• TASKS TO CARRY OUT:
1: Please copy the passage of the Danny Dunn and the Universal Glue article from "Danny Dunn and the Universal Glue is" to "and neighbor Irene.".
2: In the Danny Dunn and the Universal Glue article, who is the new glue named after?
3: Continue the Danny Dunn and the Universal Glue article after its last sentence.

• EXCERPT PROVIDED:
-----
Danny Dunn and the Universal Glue
- First edition
- Author: Raymond Abrashkin Jay Williams
- Illustrator: Paul Sagsoorian
- Language: English
- Series: Danny Dunn
- Genre: Science fiction
- Published: 1977
- Pages: 160
- ISBN: 0-07-070550-X
- OCLC: 2983706
- Preceded by: Danny Dunn Scientific Detective

= Danny Dunn and the Universal Glue =

1977 novel by Raymond Abrashkin and Jay Williams

Danny Dunn and the Universal Glue is the fifteenth and final novel in the Danny Dunn series of juvenile science fiction/adventure books written by Raymond Abrashkin and Jay Williams. The book was first published in 1977.

==Plot summary==
Professor Bullfinch develops a glue which is stronger than any known glue. He christens it Irenium in honor of Danny's friend and neighbor Irene.

The Blaze Chemical Company, which built a factory after draining a swamp, has leaked a chemical into the water which may cause the local dam to break. Danny, Joe and Irene use a can of Irenium to patch up the dam.
-----
• DATA ROWS:
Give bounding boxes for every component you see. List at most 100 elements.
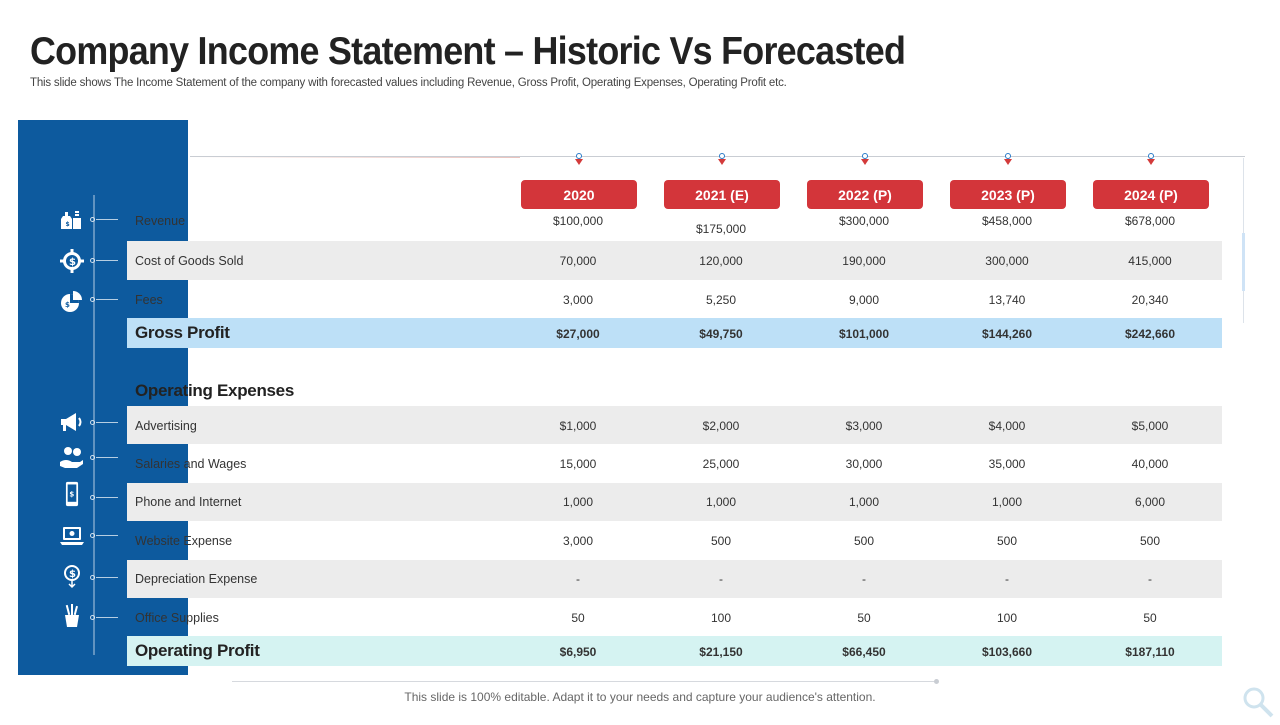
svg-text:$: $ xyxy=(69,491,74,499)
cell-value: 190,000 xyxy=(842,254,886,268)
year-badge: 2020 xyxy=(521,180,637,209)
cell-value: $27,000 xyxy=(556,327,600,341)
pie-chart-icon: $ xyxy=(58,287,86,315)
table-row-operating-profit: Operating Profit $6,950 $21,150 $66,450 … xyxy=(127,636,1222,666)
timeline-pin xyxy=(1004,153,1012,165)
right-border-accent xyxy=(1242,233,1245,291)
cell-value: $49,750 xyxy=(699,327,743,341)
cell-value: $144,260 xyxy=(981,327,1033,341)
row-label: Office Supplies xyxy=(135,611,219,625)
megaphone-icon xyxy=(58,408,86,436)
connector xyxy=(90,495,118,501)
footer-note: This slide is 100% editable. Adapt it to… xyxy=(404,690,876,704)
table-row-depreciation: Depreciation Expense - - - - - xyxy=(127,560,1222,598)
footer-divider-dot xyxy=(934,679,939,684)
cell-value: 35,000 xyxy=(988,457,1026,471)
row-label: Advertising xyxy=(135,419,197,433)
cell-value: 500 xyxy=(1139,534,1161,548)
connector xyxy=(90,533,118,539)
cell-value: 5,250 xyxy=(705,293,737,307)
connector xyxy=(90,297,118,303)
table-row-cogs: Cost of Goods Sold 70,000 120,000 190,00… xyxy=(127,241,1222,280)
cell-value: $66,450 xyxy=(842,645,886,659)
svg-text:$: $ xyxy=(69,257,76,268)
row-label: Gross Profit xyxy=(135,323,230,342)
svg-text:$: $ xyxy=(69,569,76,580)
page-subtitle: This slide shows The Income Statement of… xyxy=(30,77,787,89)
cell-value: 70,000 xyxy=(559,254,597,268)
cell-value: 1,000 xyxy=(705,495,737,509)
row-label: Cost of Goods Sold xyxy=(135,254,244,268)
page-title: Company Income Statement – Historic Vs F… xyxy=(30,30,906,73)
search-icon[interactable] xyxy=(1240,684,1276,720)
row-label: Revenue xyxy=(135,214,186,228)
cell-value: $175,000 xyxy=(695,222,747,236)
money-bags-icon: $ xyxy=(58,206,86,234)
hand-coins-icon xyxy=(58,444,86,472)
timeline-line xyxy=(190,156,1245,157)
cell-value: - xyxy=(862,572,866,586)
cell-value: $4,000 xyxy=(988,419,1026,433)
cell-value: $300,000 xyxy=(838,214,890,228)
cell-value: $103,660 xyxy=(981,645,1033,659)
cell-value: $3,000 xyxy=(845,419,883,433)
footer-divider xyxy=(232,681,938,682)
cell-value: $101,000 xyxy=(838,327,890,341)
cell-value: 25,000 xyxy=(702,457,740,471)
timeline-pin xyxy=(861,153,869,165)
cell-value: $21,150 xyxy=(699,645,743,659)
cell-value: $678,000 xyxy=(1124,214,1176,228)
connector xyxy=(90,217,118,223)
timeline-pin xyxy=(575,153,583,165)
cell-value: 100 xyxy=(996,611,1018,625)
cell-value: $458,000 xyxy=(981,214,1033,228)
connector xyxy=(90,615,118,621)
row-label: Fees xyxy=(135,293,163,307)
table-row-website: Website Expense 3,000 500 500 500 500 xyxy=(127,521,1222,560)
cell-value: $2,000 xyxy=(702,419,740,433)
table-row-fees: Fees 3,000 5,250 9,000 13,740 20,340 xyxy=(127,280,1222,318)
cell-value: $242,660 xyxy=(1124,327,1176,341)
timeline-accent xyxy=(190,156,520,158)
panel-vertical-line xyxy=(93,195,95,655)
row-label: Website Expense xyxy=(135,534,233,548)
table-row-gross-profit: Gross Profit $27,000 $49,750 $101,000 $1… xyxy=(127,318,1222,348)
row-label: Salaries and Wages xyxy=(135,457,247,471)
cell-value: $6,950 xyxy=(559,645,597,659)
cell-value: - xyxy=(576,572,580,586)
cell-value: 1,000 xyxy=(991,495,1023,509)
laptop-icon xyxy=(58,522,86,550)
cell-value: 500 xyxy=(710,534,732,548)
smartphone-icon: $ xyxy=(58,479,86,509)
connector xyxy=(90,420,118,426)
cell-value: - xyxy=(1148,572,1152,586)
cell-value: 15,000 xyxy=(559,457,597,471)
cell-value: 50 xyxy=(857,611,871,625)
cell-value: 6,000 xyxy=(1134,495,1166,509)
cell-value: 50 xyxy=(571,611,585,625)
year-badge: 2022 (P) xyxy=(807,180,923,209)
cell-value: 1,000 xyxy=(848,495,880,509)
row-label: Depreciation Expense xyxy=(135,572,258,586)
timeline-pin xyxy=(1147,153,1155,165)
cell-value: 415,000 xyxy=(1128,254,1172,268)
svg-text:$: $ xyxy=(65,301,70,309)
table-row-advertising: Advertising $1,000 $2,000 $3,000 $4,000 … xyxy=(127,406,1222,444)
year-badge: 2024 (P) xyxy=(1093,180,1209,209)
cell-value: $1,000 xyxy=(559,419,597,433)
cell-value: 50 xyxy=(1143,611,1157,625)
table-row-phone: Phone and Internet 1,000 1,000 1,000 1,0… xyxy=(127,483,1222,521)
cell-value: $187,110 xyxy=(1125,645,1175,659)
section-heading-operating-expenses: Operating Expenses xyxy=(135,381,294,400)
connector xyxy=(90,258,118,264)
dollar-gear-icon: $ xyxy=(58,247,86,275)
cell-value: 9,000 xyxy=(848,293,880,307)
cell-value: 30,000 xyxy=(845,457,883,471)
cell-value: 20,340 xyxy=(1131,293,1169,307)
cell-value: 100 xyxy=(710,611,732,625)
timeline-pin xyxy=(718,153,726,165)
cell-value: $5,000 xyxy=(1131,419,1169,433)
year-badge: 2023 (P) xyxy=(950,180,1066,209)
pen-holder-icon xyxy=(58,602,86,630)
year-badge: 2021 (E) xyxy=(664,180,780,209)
-----
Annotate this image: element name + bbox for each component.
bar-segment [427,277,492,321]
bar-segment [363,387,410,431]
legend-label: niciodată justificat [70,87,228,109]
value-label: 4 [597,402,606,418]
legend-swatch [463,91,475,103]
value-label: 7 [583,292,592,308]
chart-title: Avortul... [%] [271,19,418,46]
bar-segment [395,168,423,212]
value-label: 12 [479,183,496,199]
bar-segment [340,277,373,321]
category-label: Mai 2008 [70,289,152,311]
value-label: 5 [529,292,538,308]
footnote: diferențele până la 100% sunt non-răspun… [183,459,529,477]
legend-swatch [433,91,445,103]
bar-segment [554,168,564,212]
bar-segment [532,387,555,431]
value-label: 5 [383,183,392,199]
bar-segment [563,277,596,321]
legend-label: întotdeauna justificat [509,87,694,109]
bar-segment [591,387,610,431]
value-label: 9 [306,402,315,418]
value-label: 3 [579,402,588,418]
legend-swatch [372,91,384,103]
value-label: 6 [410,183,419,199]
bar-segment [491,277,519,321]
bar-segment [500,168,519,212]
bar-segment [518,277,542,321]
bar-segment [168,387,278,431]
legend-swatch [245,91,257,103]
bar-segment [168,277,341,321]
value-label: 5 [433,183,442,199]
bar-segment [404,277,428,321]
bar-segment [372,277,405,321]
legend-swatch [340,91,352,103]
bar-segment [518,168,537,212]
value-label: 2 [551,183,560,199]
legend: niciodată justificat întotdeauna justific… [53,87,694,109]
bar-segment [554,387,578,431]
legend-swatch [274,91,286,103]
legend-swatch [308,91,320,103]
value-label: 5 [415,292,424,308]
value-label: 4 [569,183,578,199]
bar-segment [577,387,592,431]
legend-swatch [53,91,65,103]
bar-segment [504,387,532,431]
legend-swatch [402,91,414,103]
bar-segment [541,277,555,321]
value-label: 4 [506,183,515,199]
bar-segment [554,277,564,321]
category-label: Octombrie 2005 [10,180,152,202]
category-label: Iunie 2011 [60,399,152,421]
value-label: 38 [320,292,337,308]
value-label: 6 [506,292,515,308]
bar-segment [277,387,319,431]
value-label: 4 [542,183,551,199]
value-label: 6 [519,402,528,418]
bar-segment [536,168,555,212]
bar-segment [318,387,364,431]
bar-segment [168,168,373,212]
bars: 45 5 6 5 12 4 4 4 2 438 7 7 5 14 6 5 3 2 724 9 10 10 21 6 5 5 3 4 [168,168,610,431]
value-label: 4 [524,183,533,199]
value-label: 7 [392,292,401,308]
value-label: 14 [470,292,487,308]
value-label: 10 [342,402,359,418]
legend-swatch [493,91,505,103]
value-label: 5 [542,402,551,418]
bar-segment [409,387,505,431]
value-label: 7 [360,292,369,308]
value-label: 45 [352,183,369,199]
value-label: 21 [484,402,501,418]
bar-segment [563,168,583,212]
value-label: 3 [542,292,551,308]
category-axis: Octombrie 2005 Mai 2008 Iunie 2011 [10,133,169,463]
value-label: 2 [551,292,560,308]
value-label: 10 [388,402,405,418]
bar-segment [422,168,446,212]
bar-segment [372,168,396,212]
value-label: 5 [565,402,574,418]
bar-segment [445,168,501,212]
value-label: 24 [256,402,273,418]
-----
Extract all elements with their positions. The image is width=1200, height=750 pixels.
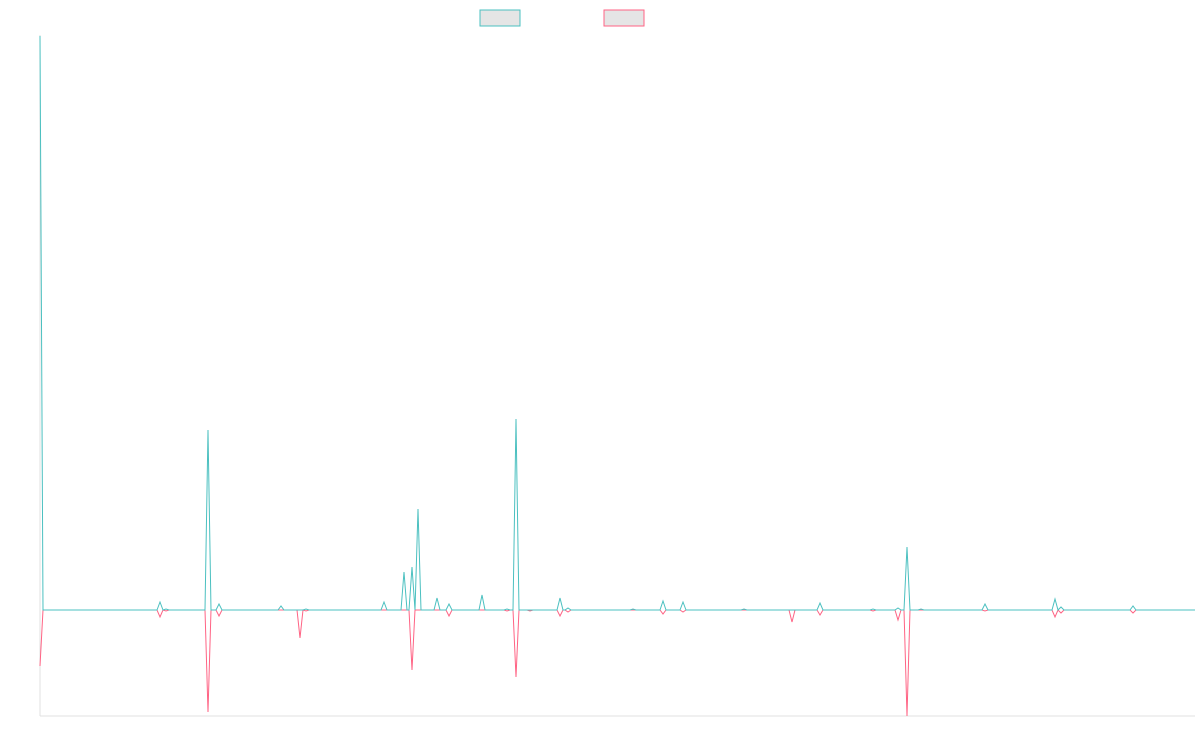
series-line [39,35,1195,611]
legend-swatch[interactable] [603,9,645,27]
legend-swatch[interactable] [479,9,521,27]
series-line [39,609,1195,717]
-----
• ANSWERS BY TASK:
1:
Danny Dunn and the Universal Glue is the fifteenth and final novel in the Danny Dunn series of juvenile science fiction/adventure books written by Raymond Abrashkin and Jay Williams. The book was first published in 1977.

==Plot summary==
Professor Bullfinch develops a glue which is stronger than any known glue. He christens it Irenium in honor of Danny's friend and neighbor Irene.

2: It is named after Irene, Danny's friend and neighbor.

3:
In a subplot, Danny also uses the glue as a form of protest against Mr. Blaze by placing it on the backseat of his vehicle, causing Mr. Blaze to be stuck to the seat and having to cut his trousers apart, resulting in a humorous event where an angered Mr. Blaze appears at a town meeting to voice concerns over his chemical company wearing a blanket over his legs, giving the appearance of a kilt.

Danny's mother, Mrs. Dunn, who originally protested the draining of the swamp, gives Danny a stern rebuke that the prank was immature and counterproductive, and that Danny is now required to make restitution, meaning he is now in debt to Mr. Blaze to pay for a new pair of men's trousers. Danny humbly sends a letter to Mr. Blaze with all the cash he has on hand, apologizing for what he did with the promise to work out a payment plan.

During Danny's birthday party, a surprise guest is Mr. Blaze, who commends Danny for saving the town's dam and that his company will now have tougher oversight on chemical waste. He returns Danny his money, saying, "I guess a pair of pants was worth the lesson."

== Editions ==
McGraw-Hill
- (Paperback, 1977, illustrated by Paul Sagsoorian)
- (Hardback, 1977, illustrated by Paul Sagsoorian)

MacDonald and Jane's
- (Hardback, 1978, illustrated by Anne Mieke)

Archway Books
- (Paperback, 1979, #4 in their series)

Pocket Books
- (Paperback, 1983 reissue, illustrated by Paul Sagsoorian)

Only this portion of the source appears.